Short task:
Write out the records again, exactly, leaving none out.

======

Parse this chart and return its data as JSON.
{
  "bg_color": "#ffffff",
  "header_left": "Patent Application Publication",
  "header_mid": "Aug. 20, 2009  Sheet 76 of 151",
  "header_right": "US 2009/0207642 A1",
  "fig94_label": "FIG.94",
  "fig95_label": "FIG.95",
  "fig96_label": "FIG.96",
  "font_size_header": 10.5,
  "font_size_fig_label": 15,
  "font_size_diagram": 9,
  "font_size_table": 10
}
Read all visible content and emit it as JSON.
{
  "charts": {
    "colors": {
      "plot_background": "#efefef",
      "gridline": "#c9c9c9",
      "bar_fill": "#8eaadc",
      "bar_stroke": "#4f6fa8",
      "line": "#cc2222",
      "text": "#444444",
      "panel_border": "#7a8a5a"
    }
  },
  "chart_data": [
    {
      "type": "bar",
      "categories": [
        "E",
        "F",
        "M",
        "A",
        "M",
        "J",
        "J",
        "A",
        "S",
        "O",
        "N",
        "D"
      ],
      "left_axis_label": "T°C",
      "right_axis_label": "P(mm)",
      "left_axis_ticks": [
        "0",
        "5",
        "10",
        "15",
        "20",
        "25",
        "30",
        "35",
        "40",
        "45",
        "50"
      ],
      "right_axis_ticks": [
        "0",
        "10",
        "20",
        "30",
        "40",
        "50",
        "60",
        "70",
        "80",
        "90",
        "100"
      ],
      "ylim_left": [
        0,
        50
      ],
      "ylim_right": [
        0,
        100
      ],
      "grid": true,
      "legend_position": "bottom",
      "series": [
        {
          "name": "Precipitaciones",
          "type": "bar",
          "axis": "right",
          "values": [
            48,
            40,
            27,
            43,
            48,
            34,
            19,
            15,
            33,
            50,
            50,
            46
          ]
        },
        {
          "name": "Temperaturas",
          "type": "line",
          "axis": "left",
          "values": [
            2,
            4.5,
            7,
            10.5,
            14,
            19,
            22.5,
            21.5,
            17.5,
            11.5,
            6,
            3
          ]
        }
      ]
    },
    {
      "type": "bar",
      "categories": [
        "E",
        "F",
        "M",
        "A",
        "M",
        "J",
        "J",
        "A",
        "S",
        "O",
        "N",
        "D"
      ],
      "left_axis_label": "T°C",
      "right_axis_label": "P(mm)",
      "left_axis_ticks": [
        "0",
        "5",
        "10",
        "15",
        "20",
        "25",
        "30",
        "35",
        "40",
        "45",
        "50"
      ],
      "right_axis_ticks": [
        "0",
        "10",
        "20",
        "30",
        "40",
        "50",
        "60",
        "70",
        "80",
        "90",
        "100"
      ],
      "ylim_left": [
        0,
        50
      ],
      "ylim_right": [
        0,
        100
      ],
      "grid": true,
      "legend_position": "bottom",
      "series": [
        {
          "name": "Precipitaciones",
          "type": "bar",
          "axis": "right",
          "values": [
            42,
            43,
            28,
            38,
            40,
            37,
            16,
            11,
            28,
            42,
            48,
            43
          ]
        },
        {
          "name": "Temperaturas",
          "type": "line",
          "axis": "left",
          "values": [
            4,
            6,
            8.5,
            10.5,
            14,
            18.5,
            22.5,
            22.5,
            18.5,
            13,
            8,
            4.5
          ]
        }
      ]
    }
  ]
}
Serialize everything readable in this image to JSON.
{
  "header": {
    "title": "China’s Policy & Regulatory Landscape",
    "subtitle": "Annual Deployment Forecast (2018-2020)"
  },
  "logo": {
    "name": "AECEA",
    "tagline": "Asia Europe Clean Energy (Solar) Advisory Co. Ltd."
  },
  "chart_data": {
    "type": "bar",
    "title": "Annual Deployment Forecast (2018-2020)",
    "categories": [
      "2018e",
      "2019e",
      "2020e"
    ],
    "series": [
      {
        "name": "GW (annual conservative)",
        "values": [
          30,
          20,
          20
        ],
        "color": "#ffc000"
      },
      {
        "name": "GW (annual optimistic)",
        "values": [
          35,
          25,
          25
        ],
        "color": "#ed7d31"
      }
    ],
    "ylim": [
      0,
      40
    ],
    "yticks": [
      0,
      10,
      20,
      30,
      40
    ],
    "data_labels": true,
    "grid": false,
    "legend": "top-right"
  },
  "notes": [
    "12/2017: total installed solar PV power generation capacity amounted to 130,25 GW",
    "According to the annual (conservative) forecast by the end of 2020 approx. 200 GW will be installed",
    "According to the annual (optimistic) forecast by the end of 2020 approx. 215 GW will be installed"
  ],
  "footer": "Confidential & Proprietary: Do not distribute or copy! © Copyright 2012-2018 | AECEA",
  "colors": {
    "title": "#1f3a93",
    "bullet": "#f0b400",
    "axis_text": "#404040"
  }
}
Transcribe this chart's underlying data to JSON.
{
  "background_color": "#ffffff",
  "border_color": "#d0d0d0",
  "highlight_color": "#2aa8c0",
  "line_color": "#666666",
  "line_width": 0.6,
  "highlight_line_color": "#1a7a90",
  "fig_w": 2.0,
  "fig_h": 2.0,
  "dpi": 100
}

======

Response to this exercise:
Parse this chart and return its data as JSON.
{
  "bg_color": "#ffffff",
  "header_left": "Patent Application Publication",
  "header_mid": "Aug. 20, 2009  Sheet 76 of 151",
  "header_right": "US 2009/0207642 A1",
  "fig94_label": "FIG.94",
  "fig95_label": "FIG.95",
  "fig96_label": "FIG.96",
  "font_size_header": 10.5,
  "font_size_fig_label": 15,
  "font_size_diagram": 9,
  "font_size_table": 10
}
Read all visible content and emit it as JSON.
{
  "charts": {
    "colors": {
      "plot_background": "#efefef",
      "gridline": "#c9c9c9",
      "bar_fill": "#8eaadc",
      "bar_stroke": "#4f6fa8",
      "line": "#cc2222",
      "text": "#444444",
      "panel_border": "#7a8a5a"
    }
  },
  "chart_data": [
    {
      "type": "bar",
      "categories": [
        "E",
        "F",
        "M",
        "A",
        "M",
        "J",
        "J",
        "A",
        "S",
        "O",
        "N",
        "D"
      ],
      "left_axis_label": "T°C",
      "right_axis_label": "P(mm)",
      "left_axis_ticks": [
        "0",
        "5",
        "10",
        "15",
        "20",
        "25",
        "30",
        "35",
        "40",
        "45",
        "50"
      ],
      "right_axis_ticks": [
        "0",
        "10",
        "20",
        "30",
        "40",
        "50",
        "60",
        "70",
        "80",
        "90",
        "100"
      ],
      "ylim_left": [
        0,
        50
      ],
      "ylim_right": [
        0,
        100
      ],
      "grid": true,
      "legend_position": "bottom",
      "series": [
        {
          "name": "Precipitaciones",
          "type": "bar",
          "axis": "right",
          "values": [
            48,
            40,
            27,
            43,
            48,
            34,
            19,
            15,
            33,
            50,
            50,
            46
          ]
        },
        {
          "name": "Temperaturas",
          "type": "line",
          "axis": "left",
          "values": [
            2,
            4.5,
            7,
            10.5,
            14,
            19,
            22.5,
            21.5,
            17.5,
            11.5,
            6,
            3
          ]
        }
      ]
    },
    {
      "type": "bar",
      "categories": [
        "E",
        "F",
        "M",
        "A",
        "M",
        "J",
        "J",
        "A",
        "S",
        "O",
        "N",
        "D"
      ],
      "left_axis_label": "T°C",
      "right_axis_label": "P(mm)",
      "left_axis_ticks": [
        "0",
        "5",
        "10",
        "15",
        "20",
        "25",
        "30",
        "35",
        "40",
        "45",
        "50"
      ],
      "right_axis_ticks": [
        "0",
        "10",
        "20",
        "30",
        "40",
        "50",
        "60",
        "70",
        "80",
        "90",
        "100"
      ],
      "ylim_left": [
        0,
        50
      ],
      "ylim_right": [
        0,
        100
      ],
      "grid": true,
      "legend_position": "bottom",
      "series": [
        {
          "name": "Precipitaciones",
          "type": "bar",
          "axis": "right",
          "values": [
            42,
            43,
            28,
            38,
            40,
            37,
            16,
            11,
            28,
            42,
            48,
            43
          ]
        },
        {
          "name": "Temperaturas",
          "type": "line",
          "axis": "left",
          "values": [
            4,
            6,
            8.5,
            10.5,
            14,
            18.5,
            22.5,
            22.5,
            18.5,
            13,
            8,
            4.5
          ]
        }
      ]
    }
  ]
}
Serialize everything readable in this image to JSON.
{
  "header": {
    "title": "China’s Policy & Regulatory Landscape",
    "subtitle": "Annual Deployment Forecast (2018-2020)"
  },
  "logo": {
    "name": "AECEA",
    "tagline": "Asia Europe Clean Energy (Solar) Advisory Co. Ltd."
  },
  "chart_data": {
    "type": "bar",
    "title": "Annual Deployment Forecast (2018-2020)",
    "categories": [
      "2018e",
      "2019e",
      "2020e"
    ],
    "series": [
      {
        "name": "GW (annual conservative)",
        "values": [
          30,
          20,
          20
        ],
        "color": "#ffc000"
      },
      {
        "name": "GW (annual optimistic)",
        "values": [
          35,
          25,
          25
        ],
        "color": "#ed7d31"
      }
    ],
    "ylim": [
      0,
      40
    ],
    "yticks": [
      0,
      10,
      20,
      30,
      40
    ],
    "data_labels": true,
    "grid": false,
    "legend": "top-right"
  },
  "notes": [
    "12/2017: total installed solar PV power generation capacity amounted to 130,25 GW",
    "According to the annual (conservative) forecast by the end of 2020 approx. 200 GW will be installed",
    "According to the annual (optimistic) forecast by the end of 2020 approx. 215 GW will be installed"
  ],
  "footer": "Confidential & Proprietary: Do not distribute or copy! © Copyright 2012-2018 | AECEA",
  "colors": {
    "title": "#1f3a93",
    "bullet": "#f0b400",
    "axis_text": "#404040"
  }
}
Transcribe this chart's underlying data to JSON.
{
  "background_color": "#ffffff",
  "border_color": "#d0d0d0",
  "highlight_color": "#2aa8c0",
  "line_color": "#666666",
  "line_width": 0.6,
  "highlight_line_color": "#1a7a90",
  "fig_w": 2.0,
  "fig_h": 2.0,
  "dpi": 100
}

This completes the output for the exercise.